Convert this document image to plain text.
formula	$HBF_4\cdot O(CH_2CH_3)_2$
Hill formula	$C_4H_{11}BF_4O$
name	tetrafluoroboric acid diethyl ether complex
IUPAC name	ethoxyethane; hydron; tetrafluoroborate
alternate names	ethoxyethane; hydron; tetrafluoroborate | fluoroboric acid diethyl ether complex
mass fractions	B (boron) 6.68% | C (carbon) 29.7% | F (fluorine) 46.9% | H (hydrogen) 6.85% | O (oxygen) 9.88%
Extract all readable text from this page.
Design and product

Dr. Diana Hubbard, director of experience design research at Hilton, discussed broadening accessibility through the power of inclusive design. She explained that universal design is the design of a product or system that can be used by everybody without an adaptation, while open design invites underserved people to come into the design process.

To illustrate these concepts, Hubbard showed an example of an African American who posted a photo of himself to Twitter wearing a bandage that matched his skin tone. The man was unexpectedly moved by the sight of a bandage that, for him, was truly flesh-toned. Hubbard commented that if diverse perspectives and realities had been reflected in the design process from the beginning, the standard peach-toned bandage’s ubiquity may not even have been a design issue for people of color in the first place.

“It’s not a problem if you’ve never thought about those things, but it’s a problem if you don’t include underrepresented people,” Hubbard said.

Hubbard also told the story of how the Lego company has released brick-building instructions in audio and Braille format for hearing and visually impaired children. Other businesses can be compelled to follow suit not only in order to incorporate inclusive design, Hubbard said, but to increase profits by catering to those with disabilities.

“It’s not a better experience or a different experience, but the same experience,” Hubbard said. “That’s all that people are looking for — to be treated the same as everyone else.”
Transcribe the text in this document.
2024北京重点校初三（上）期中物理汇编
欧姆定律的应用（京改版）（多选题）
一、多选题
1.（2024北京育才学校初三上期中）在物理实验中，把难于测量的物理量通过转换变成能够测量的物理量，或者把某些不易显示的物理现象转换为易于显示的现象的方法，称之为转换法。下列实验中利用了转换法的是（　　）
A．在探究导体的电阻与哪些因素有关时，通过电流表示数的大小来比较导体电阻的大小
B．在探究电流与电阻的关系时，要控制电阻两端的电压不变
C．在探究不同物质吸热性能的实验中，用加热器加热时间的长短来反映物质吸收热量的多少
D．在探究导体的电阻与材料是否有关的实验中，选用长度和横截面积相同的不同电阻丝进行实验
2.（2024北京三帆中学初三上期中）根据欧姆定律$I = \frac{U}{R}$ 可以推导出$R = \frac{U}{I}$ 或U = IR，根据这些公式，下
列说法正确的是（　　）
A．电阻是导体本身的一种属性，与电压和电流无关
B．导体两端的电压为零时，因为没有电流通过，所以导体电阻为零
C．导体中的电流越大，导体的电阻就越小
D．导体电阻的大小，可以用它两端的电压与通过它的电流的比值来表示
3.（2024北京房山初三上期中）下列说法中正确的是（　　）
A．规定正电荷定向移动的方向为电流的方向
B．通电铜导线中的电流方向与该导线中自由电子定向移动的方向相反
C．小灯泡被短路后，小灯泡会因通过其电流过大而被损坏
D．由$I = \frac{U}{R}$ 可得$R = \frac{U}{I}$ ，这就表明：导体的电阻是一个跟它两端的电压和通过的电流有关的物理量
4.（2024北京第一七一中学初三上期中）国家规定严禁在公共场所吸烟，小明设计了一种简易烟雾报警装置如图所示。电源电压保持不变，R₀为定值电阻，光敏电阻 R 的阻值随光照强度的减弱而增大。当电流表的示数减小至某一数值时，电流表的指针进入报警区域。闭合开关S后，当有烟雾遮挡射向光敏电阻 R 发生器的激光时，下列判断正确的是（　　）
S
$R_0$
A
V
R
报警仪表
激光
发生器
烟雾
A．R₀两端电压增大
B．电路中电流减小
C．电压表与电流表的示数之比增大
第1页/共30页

PROBLEM STATEMENT:
Locate the word "tetrafluoroborate" in the records and collect each line it appears in.

COMPLETE ANSWER:
IUPAC name	ethoxyethane; hydron; tetrafluoroborate
alternate names	ethoxyethane; hydron; tetrafluoroborate | fluoroboric acid diethyl ether complex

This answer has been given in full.